___ RAW RECORDS ___

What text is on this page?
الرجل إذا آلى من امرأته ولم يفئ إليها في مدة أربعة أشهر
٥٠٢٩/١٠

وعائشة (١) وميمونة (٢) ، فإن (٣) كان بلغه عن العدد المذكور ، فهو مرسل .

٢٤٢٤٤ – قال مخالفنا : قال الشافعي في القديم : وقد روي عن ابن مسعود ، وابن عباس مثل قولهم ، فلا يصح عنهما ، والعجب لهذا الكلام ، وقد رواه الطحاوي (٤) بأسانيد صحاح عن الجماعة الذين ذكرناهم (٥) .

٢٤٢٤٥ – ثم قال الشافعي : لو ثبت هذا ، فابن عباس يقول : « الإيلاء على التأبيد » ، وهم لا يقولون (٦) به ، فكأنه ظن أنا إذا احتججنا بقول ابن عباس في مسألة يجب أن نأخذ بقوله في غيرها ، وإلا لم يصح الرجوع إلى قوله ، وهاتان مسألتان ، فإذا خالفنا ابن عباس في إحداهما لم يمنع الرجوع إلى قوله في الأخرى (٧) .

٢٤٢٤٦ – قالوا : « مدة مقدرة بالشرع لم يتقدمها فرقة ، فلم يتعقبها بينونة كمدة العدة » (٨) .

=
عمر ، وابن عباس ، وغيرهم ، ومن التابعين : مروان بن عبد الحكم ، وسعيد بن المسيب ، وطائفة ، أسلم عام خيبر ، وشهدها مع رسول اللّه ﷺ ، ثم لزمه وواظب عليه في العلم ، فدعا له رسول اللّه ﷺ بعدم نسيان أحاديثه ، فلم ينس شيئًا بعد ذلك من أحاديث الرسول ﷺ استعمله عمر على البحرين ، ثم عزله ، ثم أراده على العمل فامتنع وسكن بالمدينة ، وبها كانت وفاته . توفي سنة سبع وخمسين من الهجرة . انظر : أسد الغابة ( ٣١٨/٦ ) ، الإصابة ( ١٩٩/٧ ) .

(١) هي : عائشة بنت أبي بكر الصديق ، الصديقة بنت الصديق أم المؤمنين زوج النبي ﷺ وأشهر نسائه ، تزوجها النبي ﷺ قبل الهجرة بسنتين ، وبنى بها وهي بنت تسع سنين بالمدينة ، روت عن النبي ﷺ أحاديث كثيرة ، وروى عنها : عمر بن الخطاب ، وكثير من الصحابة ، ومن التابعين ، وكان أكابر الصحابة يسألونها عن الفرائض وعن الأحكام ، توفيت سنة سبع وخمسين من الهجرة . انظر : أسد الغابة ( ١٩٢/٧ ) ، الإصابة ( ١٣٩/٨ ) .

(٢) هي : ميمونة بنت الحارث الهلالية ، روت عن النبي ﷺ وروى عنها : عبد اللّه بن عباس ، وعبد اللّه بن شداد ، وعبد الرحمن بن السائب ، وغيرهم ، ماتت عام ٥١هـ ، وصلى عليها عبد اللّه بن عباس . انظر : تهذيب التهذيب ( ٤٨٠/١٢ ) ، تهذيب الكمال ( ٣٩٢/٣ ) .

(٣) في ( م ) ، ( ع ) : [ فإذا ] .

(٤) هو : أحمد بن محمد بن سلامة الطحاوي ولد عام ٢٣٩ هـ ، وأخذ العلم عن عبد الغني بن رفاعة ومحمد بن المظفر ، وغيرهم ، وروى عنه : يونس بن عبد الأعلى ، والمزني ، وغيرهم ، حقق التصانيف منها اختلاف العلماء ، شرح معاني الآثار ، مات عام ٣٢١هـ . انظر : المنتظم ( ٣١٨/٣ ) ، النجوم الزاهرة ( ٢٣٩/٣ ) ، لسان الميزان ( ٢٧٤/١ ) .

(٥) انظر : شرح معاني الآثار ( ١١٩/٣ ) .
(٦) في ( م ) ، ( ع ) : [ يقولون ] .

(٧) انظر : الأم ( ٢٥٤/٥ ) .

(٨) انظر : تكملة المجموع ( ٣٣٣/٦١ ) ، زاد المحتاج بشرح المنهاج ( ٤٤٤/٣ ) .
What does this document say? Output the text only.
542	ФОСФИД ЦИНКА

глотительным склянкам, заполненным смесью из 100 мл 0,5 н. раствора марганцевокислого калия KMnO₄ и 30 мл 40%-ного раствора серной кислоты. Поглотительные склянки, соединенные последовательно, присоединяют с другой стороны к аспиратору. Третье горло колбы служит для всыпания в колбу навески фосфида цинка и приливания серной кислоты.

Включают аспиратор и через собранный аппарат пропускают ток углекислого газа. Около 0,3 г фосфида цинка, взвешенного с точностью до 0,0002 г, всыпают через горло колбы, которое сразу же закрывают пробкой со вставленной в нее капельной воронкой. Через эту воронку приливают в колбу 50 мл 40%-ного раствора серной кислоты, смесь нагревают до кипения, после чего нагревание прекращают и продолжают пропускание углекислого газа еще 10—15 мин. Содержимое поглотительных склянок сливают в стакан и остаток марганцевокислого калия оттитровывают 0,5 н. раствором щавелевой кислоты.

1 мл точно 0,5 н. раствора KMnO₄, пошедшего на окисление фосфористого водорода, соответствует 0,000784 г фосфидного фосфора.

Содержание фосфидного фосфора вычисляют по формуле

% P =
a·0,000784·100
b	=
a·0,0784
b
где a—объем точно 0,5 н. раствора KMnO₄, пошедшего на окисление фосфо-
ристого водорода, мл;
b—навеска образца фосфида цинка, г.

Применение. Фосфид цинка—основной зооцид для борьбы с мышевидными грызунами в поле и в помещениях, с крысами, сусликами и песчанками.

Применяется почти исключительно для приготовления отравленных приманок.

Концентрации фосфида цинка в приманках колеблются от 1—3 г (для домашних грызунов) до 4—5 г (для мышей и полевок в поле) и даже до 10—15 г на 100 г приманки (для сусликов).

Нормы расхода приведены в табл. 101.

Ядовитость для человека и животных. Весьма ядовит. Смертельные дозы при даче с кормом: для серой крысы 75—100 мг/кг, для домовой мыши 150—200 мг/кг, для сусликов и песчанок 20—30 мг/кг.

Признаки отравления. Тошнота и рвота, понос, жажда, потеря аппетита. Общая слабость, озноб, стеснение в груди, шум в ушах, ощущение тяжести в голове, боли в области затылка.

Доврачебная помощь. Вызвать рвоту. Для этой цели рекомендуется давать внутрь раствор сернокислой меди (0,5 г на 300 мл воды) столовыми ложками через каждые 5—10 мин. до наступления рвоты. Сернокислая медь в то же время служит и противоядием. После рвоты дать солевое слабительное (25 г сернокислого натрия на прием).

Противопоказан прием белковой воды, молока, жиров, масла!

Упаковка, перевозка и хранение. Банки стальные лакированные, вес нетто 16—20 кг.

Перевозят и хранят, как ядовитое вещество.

___

- **PROBLEM TO SOLVE**
For this exercise, gather every line of the data that contains the word "фосфидного".

- **WRITTEN ANSWER**
1 мл точно 0,5 н. раствора KMnO₄, пошедшего на окисление фосфористого водорода, соответствует 0,000784 г фосфидного фосфора.
Содержание фосфидного фосфора вычисляют по формуле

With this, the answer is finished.